Data excerpts
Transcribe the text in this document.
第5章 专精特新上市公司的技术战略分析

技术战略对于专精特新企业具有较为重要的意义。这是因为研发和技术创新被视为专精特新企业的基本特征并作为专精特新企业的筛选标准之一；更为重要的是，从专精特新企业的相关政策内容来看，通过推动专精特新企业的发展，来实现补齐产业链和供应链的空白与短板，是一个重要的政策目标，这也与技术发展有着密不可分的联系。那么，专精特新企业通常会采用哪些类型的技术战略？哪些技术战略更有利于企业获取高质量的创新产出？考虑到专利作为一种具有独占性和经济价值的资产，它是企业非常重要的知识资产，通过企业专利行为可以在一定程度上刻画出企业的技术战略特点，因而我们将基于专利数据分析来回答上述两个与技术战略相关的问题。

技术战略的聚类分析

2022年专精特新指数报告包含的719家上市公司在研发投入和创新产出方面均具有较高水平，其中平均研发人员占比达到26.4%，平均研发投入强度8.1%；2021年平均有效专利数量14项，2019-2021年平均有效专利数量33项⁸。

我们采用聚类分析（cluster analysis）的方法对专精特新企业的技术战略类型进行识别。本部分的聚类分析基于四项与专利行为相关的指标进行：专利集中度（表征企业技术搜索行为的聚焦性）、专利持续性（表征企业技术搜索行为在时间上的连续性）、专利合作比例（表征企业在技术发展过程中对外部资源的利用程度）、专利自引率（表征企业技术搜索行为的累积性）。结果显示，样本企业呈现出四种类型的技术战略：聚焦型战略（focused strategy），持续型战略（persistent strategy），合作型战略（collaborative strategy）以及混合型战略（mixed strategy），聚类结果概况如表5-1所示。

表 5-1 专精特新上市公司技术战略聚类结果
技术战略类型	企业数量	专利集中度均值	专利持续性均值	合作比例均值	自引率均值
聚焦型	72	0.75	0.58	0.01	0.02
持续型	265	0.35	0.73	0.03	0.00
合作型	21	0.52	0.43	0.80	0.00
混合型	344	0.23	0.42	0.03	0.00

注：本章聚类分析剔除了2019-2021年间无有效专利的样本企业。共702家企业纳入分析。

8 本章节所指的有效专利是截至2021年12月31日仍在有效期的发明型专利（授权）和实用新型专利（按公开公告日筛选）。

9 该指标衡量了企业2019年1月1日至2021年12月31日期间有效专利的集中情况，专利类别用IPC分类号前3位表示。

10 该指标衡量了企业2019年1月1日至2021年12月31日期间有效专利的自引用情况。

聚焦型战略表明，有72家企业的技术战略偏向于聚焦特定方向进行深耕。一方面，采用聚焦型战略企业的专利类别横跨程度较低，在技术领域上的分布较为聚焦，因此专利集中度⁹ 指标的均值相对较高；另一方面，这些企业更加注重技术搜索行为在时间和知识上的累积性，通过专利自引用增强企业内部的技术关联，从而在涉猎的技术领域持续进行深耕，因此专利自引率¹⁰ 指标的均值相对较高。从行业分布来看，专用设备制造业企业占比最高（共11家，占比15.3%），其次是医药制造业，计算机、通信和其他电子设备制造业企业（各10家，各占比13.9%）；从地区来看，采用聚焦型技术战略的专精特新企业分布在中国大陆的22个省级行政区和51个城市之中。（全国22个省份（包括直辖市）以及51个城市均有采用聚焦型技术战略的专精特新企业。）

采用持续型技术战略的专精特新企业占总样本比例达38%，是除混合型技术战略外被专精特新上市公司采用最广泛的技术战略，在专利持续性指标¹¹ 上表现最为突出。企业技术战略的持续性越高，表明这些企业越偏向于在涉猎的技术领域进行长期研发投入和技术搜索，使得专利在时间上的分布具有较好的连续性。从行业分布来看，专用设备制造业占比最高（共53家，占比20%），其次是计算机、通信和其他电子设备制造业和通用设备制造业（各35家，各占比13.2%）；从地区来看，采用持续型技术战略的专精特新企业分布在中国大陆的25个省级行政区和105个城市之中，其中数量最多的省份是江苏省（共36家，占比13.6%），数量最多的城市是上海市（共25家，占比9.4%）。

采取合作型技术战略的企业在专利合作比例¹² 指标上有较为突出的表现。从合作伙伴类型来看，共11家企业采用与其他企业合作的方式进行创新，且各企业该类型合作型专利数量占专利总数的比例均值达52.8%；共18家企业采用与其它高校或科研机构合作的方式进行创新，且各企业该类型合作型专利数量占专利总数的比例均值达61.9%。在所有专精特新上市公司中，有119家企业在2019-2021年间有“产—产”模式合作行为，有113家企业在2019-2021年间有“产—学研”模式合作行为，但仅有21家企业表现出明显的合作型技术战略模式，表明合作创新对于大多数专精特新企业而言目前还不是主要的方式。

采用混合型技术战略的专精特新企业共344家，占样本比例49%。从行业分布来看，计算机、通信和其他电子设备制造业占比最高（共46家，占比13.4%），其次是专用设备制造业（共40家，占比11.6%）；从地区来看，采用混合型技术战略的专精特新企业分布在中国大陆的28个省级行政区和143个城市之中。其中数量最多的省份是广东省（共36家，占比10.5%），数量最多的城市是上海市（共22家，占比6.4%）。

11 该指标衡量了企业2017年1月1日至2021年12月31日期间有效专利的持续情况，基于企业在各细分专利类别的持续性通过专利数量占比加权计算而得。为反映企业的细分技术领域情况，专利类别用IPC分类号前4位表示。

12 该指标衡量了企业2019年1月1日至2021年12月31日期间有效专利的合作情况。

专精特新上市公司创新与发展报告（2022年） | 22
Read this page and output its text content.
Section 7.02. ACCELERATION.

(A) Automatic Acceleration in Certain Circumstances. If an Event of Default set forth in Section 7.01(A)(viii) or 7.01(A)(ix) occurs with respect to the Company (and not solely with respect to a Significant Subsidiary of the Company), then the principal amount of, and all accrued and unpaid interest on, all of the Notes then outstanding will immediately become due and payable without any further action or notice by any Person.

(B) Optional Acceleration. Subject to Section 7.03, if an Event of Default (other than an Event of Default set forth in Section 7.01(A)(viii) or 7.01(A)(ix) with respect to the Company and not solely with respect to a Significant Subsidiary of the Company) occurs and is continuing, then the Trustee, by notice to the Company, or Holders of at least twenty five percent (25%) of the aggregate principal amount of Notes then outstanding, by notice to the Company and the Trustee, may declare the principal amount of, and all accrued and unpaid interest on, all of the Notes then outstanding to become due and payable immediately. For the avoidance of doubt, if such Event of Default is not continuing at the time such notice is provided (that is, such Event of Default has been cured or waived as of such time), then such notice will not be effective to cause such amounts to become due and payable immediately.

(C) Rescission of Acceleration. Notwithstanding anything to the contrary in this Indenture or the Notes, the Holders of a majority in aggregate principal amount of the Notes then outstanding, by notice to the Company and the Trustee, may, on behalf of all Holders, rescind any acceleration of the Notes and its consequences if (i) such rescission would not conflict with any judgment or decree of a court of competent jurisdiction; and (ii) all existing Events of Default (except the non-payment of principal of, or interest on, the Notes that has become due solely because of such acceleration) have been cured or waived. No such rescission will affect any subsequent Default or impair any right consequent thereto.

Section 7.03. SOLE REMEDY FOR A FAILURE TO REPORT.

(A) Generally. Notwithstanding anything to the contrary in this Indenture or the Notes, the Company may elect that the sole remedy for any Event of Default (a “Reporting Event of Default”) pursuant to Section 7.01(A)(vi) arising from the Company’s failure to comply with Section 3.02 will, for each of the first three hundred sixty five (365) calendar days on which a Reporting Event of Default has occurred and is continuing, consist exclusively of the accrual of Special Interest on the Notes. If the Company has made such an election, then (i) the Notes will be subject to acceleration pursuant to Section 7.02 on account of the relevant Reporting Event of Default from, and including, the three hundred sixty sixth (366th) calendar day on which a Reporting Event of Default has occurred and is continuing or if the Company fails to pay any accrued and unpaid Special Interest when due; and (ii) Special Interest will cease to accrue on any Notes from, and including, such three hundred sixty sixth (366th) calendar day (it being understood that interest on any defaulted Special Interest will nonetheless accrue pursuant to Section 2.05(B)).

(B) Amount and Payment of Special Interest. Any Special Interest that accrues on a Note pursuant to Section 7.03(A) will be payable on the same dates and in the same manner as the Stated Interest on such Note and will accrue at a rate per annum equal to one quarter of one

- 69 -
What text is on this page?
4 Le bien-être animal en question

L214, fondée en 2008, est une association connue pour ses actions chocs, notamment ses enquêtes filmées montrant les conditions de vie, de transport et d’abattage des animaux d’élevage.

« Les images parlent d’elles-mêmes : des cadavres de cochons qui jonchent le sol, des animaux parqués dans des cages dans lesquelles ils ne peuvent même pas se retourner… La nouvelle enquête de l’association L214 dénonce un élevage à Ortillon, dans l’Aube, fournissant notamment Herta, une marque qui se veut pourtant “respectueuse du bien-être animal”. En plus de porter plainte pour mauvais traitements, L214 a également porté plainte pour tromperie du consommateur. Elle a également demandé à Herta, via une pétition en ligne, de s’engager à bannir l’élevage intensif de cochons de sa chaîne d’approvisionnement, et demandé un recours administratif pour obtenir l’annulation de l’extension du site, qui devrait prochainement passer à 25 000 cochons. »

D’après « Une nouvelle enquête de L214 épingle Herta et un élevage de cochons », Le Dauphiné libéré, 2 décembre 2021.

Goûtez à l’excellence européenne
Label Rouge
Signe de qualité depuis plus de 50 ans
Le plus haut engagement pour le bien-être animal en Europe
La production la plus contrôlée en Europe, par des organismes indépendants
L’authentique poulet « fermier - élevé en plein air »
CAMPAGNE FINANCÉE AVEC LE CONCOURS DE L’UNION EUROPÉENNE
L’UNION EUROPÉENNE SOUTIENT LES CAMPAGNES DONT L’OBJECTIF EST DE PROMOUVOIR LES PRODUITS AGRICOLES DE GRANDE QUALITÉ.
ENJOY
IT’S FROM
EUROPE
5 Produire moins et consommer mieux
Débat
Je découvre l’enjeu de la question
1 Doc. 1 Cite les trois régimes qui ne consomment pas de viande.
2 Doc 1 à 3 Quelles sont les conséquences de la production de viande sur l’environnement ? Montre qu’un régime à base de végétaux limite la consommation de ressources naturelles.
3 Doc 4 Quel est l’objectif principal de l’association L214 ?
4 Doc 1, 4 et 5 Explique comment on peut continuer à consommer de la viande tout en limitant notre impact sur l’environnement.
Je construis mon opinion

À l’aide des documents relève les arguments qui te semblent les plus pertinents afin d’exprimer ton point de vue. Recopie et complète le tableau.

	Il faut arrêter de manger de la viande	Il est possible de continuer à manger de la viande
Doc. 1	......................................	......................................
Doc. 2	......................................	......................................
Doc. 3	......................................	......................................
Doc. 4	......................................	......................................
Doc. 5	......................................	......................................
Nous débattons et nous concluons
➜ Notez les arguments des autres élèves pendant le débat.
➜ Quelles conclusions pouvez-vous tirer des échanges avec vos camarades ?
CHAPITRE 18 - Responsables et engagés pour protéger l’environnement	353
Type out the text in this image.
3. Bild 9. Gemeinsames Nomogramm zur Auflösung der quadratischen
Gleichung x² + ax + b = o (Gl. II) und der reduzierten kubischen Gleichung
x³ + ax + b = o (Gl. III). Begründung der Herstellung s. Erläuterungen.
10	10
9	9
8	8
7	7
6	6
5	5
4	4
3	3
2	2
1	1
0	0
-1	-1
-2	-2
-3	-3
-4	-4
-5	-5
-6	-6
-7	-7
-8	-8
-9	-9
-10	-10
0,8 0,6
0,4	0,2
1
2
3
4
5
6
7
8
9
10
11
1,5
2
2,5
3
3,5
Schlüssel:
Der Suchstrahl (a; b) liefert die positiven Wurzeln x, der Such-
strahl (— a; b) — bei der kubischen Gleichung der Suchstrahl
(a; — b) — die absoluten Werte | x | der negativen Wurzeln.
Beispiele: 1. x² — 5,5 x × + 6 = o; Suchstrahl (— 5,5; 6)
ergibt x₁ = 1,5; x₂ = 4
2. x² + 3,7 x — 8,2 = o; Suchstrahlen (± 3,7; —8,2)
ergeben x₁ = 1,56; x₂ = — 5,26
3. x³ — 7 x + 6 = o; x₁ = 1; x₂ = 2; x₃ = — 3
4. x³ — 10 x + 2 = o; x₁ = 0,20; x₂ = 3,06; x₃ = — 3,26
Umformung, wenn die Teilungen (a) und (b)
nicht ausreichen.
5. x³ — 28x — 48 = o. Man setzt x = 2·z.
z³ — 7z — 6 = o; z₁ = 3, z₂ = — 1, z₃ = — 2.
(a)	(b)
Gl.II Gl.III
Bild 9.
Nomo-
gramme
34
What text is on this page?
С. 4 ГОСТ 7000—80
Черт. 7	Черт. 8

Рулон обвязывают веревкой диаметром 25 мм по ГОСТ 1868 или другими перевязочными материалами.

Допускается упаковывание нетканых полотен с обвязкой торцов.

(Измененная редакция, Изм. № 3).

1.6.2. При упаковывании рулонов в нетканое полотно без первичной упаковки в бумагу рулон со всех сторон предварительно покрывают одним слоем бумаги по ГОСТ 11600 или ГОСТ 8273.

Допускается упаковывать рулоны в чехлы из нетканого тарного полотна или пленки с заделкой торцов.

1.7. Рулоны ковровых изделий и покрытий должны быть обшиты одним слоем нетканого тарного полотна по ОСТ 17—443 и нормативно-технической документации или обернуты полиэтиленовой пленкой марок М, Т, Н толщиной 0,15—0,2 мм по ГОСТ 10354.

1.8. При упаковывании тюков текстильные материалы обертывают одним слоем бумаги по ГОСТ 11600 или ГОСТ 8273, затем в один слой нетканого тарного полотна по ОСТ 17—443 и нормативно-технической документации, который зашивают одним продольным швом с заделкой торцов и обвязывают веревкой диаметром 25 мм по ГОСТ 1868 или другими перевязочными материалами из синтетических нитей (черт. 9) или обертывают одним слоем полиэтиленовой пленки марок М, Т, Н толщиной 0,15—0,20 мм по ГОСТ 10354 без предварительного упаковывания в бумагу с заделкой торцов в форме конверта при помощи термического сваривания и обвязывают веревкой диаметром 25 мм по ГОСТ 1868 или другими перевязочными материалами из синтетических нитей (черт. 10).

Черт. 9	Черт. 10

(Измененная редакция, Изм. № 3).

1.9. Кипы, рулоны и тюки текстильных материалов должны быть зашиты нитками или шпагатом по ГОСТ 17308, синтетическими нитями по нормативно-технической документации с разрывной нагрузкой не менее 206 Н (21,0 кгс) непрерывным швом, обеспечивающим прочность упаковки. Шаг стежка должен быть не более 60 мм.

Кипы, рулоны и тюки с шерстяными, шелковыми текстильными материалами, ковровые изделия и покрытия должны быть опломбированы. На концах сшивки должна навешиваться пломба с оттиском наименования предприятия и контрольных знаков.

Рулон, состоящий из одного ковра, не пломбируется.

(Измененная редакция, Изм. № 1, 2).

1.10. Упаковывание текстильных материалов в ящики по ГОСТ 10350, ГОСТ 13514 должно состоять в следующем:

- **Given task**
Using the listing above, show each line holding the string "question".

- **Exercise response**
4 Le bien-être animal en question
Je découvre l’enjeu de la question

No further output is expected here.